* begin Available data *

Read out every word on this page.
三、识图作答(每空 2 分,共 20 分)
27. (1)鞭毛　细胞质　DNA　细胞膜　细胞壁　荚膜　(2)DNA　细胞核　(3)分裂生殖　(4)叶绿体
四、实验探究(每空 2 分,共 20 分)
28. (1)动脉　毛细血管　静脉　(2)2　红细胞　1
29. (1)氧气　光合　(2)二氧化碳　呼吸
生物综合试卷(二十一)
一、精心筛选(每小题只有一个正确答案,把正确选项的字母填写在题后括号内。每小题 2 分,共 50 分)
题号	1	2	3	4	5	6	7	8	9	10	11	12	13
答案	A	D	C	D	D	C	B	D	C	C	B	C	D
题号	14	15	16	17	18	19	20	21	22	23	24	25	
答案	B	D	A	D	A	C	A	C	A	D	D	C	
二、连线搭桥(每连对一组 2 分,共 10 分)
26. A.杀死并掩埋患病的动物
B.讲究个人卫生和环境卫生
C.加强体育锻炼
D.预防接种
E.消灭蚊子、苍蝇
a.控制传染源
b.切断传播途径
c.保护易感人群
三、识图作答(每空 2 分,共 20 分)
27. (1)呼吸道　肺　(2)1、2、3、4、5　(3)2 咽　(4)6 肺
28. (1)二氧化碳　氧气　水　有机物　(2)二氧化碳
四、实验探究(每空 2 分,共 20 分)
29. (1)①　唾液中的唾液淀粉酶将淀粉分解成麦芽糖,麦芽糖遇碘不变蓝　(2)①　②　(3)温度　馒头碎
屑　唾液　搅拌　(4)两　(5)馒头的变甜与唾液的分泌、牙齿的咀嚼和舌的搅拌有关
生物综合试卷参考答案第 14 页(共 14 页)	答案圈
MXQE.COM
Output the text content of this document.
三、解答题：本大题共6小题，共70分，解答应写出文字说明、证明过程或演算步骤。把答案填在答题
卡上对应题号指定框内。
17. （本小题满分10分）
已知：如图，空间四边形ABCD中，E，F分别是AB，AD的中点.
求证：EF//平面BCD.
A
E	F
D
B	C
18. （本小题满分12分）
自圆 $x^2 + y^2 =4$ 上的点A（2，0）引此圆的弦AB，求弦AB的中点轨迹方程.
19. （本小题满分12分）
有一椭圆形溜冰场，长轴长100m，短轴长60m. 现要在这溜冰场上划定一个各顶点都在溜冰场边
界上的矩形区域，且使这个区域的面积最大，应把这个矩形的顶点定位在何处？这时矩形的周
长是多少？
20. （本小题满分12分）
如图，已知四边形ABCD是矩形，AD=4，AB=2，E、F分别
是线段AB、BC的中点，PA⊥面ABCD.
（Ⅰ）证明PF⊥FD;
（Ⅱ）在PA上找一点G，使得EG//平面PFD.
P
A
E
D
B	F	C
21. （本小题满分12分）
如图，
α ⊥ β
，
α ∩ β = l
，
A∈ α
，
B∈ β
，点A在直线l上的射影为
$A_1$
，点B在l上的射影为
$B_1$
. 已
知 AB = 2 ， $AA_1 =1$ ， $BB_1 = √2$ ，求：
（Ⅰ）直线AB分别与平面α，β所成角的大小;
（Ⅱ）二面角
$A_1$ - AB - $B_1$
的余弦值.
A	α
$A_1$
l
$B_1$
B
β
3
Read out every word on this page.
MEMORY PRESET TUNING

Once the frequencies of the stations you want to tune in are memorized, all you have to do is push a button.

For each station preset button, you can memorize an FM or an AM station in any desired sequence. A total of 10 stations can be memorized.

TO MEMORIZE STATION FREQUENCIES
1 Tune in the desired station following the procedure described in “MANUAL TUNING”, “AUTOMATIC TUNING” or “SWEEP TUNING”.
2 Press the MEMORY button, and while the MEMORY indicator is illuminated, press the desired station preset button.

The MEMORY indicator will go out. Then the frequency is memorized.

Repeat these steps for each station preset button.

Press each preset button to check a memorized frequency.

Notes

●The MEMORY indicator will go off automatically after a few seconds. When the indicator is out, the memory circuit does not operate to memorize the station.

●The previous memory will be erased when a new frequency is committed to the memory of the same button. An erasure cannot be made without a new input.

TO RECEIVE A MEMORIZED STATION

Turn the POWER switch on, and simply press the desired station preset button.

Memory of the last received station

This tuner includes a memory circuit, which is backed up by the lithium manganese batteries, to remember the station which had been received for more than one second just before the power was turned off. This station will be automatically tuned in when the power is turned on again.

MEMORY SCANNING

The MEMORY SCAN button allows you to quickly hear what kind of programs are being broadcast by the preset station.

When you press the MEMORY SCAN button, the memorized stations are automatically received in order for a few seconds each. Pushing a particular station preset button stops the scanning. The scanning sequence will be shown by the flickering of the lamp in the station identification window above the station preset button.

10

* end Available data *

### [Exercise directions]
Search the entries for "seconds" and copy out each line that has it.

### [Task output]
●The MEMORY indicator will go off automatically after a few seconds. When the indicator is out, the memory circuit does not operate to memorize the station.
When you press the MEMORY SCAN button, the memorized stations are automatically received in order for a few seconds each. Pushing a particular station preset button stops the scanning. The scanning sequence will be shown by the flickering of the lamp in the station identification window above the station preset button.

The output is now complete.